◆ **The request**
Reproduce, word for word, the entries from the line that contains "candle-body [364, 203, 366, 204]" through the line that contains "candle-body [414, 176, 416, 189]", including both of those lines.

◆ **Dataset records**
====

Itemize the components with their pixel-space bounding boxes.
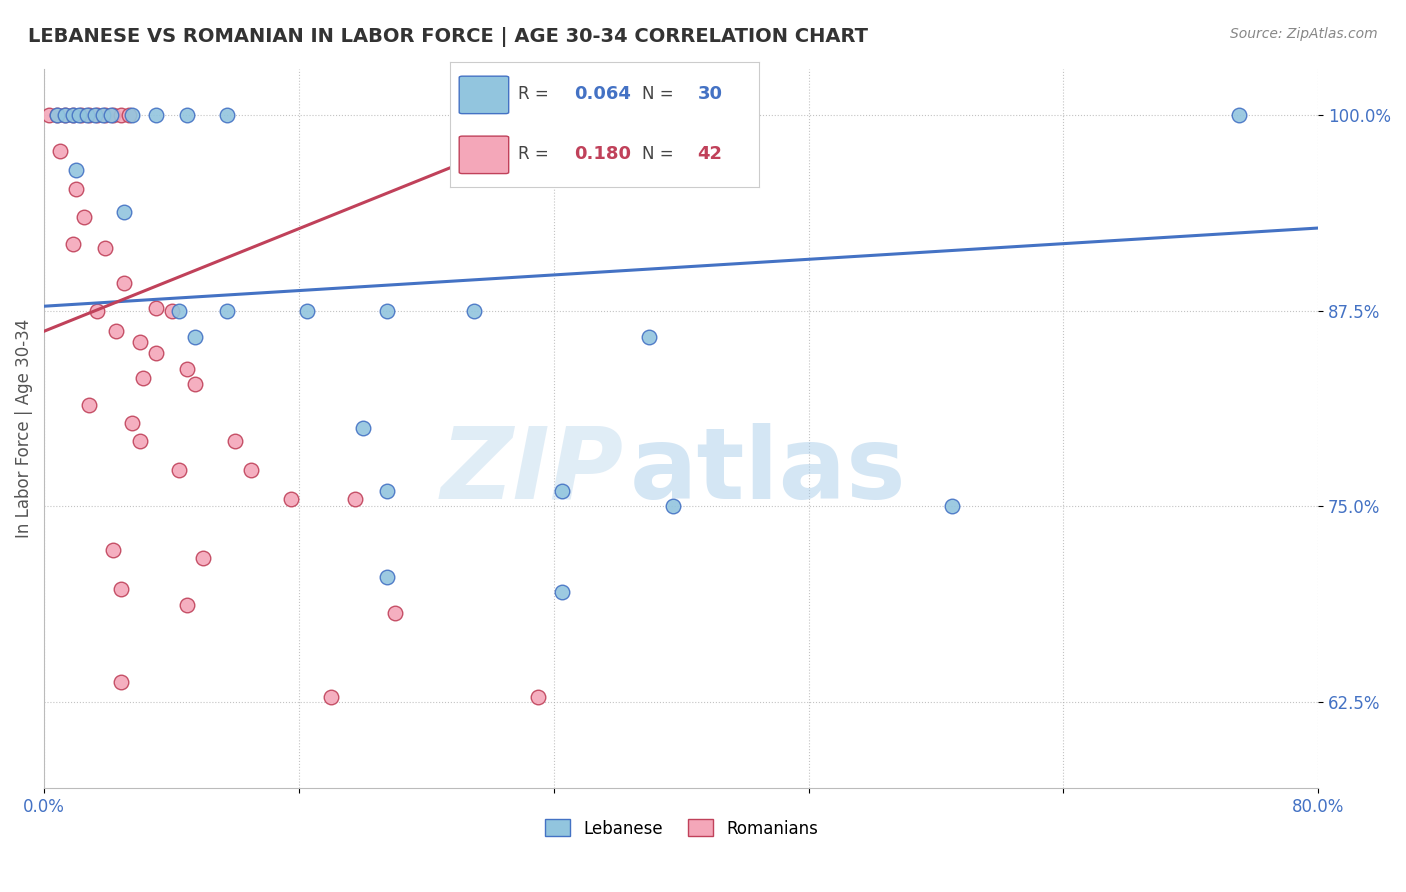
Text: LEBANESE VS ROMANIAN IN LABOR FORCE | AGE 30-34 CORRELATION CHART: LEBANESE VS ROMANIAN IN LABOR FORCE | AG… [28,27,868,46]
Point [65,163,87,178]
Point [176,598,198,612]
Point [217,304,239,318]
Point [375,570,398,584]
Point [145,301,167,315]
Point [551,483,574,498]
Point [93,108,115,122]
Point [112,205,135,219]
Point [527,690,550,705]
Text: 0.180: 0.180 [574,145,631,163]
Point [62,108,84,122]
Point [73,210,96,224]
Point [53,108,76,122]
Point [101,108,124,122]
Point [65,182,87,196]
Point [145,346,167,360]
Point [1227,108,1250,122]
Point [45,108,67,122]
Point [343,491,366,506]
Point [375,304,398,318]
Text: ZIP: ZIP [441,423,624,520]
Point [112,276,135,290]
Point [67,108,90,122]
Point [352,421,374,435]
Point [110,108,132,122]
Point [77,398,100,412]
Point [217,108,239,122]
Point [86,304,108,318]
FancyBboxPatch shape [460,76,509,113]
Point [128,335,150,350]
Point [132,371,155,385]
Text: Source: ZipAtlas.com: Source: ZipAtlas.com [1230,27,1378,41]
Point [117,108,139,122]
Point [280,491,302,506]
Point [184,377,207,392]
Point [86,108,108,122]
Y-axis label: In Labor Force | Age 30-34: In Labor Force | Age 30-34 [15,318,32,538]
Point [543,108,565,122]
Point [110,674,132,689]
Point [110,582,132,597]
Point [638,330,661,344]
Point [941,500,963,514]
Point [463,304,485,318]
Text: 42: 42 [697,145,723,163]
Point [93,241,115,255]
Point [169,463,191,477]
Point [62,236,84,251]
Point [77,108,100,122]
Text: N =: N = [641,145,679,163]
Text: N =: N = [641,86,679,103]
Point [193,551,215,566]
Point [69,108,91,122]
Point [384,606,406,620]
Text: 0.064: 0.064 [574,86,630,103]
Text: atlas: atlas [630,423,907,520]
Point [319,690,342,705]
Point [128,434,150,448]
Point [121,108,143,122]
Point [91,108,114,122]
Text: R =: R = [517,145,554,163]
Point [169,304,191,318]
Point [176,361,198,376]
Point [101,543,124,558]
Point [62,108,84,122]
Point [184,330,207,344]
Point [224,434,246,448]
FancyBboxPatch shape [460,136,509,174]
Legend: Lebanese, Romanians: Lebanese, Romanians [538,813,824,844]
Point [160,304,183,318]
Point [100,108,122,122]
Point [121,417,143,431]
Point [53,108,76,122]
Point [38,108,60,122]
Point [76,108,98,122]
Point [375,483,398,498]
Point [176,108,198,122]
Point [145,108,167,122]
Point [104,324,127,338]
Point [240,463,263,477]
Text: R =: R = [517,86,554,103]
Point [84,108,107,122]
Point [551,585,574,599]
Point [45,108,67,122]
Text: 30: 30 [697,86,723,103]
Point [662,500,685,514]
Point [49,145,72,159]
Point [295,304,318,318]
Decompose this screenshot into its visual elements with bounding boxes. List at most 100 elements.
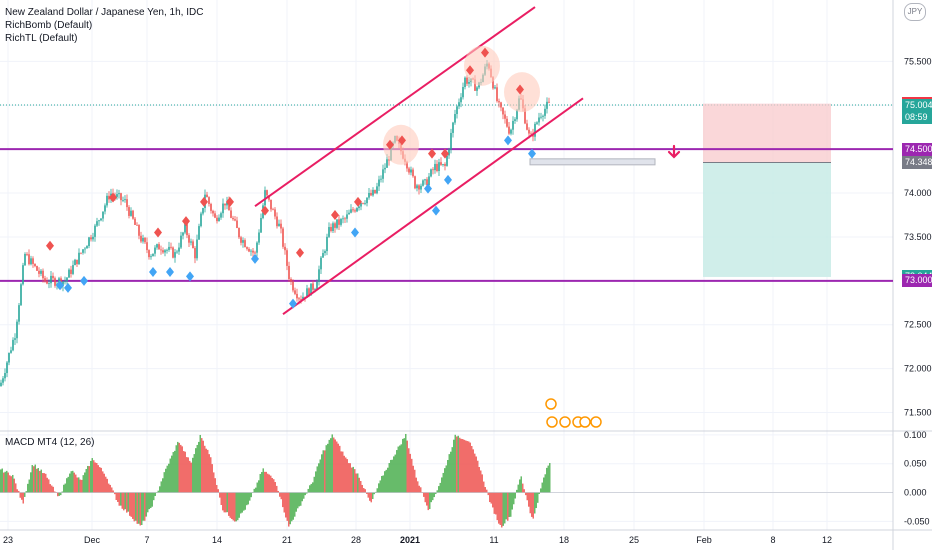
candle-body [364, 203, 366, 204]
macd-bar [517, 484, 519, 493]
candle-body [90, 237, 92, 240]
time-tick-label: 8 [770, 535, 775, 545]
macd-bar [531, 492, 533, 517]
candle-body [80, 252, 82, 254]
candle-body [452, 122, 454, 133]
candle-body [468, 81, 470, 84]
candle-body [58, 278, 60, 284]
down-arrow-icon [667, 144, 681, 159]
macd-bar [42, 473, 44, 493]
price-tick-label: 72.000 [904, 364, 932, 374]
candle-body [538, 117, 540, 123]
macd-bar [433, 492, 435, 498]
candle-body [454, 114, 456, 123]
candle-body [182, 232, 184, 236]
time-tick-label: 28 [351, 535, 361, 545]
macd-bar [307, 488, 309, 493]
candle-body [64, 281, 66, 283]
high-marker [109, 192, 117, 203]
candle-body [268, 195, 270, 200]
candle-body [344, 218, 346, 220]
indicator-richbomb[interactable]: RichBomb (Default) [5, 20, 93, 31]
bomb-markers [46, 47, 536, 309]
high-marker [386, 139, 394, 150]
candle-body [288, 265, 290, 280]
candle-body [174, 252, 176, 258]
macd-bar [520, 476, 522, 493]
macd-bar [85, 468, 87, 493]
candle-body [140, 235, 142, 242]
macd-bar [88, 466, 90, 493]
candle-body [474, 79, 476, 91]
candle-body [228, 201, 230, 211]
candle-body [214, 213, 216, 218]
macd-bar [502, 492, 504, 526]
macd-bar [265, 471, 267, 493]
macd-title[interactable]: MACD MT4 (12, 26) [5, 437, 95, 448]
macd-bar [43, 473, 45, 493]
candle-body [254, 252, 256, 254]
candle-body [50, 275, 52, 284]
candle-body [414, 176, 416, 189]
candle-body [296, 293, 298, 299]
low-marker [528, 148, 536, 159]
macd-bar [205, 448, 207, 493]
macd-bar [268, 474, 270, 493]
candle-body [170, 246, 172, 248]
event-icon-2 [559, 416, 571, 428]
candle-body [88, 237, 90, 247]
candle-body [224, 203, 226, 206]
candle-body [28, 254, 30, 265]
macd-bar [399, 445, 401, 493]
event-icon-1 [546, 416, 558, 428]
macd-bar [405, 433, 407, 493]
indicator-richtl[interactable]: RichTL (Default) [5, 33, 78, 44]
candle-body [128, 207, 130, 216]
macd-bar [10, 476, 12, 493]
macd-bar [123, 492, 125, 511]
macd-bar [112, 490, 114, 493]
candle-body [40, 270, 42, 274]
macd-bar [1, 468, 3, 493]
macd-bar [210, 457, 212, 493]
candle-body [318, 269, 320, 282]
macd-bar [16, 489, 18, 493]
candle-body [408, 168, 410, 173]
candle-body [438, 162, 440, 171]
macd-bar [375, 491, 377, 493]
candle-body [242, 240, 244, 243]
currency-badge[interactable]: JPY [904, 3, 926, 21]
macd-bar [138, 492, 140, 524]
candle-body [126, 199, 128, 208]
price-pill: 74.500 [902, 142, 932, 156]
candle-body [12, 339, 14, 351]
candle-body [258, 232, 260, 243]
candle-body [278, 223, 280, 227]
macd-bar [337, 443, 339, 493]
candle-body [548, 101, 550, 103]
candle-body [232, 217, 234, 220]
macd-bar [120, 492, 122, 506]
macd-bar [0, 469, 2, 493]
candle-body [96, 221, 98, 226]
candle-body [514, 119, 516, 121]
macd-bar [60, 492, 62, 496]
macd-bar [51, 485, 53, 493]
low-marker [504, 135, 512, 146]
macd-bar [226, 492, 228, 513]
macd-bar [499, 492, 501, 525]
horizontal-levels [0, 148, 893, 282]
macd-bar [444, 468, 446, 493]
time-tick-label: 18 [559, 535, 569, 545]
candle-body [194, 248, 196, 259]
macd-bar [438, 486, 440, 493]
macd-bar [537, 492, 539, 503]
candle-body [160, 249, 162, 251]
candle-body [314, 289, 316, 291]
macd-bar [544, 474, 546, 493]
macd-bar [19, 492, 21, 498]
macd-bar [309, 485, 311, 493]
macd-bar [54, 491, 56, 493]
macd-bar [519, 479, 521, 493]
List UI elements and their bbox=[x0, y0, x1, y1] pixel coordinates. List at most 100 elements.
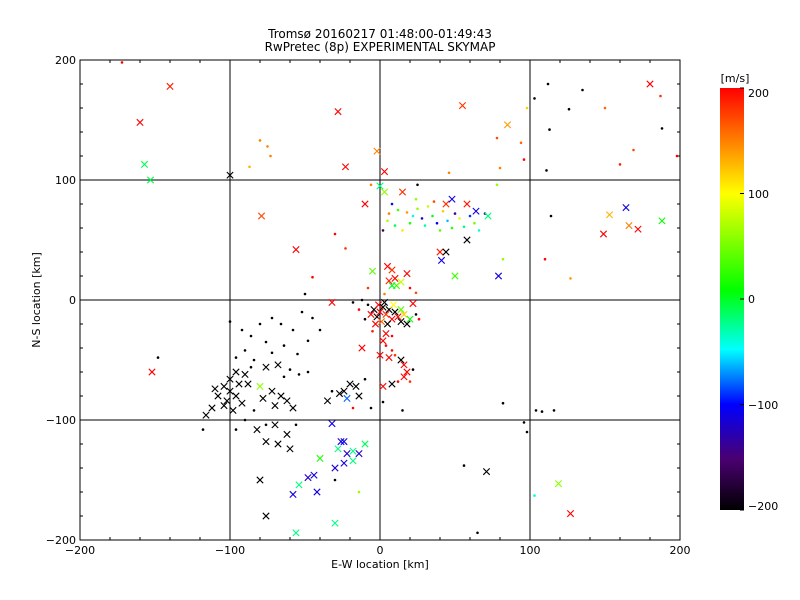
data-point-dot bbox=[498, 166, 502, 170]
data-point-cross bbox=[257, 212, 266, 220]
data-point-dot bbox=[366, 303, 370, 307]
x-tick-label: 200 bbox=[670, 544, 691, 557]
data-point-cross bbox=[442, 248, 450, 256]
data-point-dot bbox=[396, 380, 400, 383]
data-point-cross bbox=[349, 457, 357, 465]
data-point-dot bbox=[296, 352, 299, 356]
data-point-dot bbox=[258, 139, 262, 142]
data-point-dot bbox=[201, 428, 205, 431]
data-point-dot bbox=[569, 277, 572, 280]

====

◆ **Full solution**
candle-body [364, 203, 366, 204]
macd-bar [517, 484, 519, 493]
candle-body [90, 237, 92, 240]
time-tick-label: 8 [770, 535, 775, 545]
macd-bar [531, 492, 533, 517]
candle-body [80, 252, 82, 254]
candle-body [452, 122, 454, 133]
candle-body [468, 81, 470, 84]
candle-body [58, 278, 60, 284]
down-arrow-icon [667, 144, 681, 159]
macd-bar [42, 473, 44, 493]
price-tick-label: 72.000 [904, 364, 932, 374]
candle-body [538, 117, 540, 123]
macd-bar [433, 492, 435, 498]
candle-body [454, 114, 456, 123]
candle-body [182, 232, 184, 236]
time-tick-label: 28 [351, 535, 361, 545]
macd-bar [307, 488, 309, 493]
candle-body [64, 281, 66, 283]
high-marker [109, 192, 117, 203]
candle-body [268, 195, 270, 200]
candle-body [344, 218, 346, 220]
indicator-richbomb[interactable]: RichBomb (Default) [5, 20, 93, 31]
bomb-markers [46, 47, 536, 309]
high-marker [386, 139, 394, 150]
candle-body [288, 265, 290, 280]
candle-body [174, 252, 176, 258]
macd-bar [520, 476, 522, 493]
macd-bar [85, 468, 87, 493]
candle-body [140, 235, 142, 242]
macd-bar [88, 466, 90, 493]
candle-body [474, 79, 476, 91]
candle-body [228, 201, 230, 211]
candle-body [214, 213, 216, 218]
macd-bar [502, 492, 504, 526]
macd-bar [265, 471, 267, 493]
macd-title[interactable]: MACD MT4 (12, 26) [5, 437, 95, 448]
macd-bar [43, 473, 45, 493]
candle-body [254, 252, 256, 254]
candle-body [50, 275, 52, 284]
candle-body [414, 176, 416, 189]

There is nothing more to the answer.